• **Prompt**
Scan the entries for the string "kasalukuyang" and give the number of lines that have it, nothing further.

• **Data provided**
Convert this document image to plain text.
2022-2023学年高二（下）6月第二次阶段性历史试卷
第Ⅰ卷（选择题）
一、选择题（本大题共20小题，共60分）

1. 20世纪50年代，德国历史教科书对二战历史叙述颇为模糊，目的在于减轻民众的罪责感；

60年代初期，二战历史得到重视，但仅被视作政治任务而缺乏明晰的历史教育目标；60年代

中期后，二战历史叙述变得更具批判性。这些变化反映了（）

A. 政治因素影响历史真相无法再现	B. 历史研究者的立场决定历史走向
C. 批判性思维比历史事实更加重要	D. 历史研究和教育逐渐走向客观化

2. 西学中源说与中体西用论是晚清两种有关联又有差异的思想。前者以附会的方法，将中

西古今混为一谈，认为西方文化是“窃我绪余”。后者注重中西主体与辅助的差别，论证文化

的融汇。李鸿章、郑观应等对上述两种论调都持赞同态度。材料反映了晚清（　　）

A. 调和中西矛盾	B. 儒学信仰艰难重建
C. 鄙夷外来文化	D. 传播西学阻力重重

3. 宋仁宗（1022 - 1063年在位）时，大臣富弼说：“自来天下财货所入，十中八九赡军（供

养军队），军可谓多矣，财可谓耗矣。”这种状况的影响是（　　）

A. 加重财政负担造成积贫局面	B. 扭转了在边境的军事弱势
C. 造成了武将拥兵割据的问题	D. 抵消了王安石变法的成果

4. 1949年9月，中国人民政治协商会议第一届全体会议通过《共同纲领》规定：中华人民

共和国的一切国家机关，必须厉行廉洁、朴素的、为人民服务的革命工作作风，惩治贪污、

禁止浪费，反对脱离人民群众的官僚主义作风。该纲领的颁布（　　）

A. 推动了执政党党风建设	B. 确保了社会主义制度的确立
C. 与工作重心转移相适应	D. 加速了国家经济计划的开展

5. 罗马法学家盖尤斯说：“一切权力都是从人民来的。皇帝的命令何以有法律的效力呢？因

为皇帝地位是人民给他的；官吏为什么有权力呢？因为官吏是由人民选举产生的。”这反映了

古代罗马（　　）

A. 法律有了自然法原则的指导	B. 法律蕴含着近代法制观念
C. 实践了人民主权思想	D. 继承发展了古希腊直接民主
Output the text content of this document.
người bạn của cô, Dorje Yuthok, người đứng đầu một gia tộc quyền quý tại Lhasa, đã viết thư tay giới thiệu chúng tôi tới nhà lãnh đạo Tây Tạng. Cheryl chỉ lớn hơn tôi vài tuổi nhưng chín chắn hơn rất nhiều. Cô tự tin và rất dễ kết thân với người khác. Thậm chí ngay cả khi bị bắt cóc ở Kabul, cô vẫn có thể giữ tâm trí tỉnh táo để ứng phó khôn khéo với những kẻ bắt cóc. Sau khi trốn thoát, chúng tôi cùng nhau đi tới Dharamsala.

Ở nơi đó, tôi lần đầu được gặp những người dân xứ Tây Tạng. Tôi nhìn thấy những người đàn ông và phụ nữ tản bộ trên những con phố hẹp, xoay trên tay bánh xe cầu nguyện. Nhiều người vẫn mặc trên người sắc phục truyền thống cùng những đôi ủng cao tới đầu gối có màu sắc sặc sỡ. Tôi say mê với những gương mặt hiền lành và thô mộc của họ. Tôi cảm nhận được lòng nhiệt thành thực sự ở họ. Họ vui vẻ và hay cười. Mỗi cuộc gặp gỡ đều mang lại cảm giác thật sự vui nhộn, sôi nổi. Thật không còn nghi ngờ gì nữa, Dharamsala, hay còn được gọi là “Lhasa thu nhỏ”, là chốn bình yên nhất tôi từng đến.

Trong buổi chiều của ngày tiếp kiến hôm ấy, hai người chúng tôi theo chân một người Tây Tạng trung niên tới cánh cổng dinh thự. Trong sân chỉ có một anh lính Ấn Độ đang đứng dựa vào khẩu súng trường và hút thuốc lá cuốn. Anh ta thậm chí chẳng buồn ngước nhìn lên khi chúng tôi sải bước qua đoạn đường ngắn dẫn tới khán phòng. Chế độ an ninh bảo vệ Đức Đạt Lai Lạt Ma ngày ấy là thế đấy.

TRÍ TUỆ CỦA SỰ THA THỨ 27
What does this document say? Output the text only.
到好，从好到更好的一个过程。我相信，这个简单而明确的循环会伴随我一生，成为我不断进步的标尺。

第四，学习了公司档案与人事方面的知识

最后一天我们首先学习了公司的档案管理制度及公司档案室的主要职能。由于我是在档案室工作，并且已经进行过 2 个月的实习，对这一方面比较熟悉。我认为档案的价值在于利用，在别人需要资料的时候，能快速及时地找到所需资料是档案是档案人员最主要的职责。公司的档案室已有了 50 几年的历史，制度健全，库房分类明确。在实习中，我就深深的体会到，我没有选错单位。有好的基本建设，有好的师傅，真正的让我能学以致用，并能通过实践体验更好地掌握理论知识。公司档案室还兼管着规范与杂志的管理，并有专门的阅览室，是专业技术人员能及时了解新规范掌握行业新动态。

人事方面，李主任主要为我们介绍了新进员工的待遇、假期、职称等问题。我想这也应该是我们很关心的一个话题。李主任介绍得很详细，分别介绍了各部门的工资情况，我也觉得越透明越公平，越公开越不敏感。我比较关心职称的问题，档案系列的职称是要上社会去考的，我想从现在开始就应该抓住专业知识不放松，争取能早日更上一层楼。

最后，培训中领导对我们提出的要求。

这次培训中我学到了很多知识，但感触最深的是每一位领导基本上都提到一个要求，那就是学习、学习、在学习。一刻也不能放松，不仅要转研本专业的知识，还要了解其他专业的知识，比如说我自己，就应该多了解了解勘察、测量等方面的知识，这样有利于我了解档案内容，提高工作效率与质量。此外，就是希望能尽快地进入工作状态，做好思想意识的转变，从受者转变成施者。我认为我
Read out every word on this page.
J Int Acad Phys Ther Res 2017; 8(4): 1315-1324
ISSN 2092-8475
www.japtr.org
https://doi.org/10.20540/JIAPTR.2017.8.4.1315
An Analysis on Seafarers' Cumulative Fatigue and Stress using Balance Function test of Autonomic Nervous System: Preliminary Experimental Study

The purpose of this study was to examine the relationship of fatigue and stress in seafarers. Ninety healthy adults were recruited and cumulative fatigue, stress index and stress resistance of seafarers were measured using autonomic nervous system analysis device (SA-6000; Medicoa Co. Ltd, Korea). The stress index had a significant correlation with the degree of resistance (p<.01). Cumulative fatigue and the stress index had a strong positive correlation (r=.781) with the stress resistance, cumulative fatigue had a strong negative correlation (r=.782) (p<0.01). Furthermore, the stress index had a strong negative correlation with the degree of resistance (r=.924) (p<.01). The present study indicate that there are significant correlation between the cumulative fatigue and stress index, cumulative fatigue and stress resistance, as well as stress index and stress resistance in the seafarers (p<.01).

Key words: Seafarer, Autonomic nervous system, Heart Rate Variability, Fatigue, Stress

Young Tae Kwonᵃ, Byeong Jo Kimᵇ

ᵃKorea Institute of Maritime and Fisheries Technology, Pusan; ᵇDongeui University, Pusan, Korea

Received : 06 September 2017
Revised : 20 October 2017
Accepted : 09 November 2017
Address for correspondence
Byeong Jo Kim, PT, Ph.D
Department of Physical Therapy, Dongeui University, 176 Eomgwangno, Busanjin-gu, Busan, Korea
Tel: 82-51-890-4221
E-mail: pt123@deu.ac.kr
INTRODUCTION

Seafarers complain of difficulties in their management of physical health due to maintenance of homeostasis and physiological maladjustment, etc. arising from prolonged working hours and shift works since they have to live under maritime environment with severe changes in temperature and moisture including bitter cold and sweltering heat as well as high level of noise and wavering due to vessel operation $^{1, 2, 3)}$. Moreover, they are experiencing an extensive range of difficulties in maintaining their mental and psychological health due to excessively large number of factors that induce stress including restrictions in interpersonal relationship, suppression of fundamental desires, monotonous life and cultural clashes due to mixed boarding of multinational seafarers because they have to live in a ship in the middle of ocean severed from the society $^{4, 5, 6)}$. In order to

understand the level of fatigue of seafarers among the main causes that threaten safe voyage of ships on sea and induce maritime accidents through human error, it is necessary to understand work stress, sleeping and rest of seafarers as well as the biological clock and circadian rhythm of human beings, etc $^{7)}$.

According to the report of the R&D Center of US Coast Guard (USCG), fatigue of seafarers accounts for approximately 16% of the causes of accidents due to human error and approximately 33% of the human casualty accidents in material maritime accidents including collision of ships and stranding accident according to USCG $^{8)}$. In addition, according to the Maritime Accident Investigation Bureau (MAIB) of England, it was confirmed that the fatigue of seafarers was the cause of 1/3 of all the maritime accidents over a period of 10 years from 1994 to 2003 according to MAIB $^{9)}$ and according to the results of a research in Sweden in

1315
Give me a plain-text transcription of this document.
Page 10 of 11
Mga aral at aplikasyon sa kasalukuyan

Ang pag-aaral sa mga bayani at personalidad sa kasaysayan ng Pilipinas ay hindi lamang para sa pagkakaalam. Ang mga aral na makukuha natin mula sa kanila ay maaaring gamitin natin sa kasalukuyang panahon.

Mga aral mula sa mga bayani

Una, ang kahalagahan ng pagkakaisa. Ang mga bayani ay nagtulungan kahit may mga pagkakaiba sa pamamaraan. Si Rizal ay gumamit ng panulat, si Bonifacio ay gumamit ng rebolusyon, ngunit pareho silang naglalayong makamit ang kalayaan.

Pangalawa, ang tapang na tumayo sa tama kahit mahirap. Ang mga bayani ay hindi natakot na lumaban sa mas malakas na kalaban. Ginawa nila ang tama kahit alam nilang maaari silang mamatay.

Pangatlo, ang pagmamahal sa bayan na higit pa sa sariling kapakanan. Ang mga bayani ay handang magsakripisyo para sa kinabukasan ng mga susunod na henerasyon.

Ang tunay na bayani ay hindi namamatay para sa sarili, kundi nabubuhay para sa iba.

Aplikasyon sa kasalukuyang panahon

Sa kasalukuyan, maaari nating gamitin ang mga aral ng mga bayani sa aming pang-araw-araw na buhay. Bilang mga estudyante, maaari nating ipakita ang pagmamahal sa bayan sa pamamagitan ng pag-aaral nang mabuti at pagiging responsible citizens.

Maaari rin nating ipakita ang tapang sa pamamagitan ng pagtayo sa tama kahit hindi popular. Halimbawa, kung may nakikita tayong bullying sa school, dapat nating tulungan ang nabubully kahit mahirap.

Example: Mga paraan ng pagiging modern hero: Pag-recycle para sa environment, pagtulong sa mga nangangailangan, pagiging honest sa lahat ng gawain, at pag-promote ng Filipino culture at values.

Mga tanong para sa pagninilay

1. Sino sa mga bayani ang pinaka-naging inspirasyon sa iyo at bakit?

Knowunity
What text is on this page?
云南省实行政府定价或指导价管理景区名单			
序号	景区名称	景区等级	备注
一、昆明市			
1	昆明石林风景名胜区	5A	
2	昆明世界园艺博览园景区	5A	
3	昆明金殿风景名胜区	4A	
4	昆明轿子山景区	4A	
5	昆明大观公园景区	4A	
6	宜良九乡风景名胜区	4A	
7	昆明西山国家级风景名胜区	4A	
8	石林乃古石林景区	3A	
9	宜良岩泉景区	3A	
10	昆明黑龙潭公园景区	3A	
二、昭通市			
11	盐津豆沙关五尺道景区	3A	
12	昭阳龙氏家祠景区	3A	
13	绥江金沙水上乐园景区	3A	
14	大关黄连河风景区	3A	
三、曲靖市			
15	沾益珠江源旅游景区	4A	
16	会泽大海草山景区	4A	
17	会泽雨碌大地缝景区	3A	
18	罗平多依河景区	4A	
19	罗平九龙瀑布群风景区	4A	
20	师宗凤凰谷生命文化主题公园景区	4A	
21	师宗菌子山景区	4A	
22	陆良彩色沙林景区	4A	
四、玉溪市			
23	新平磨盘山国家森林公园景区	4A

• **Exercise result**
2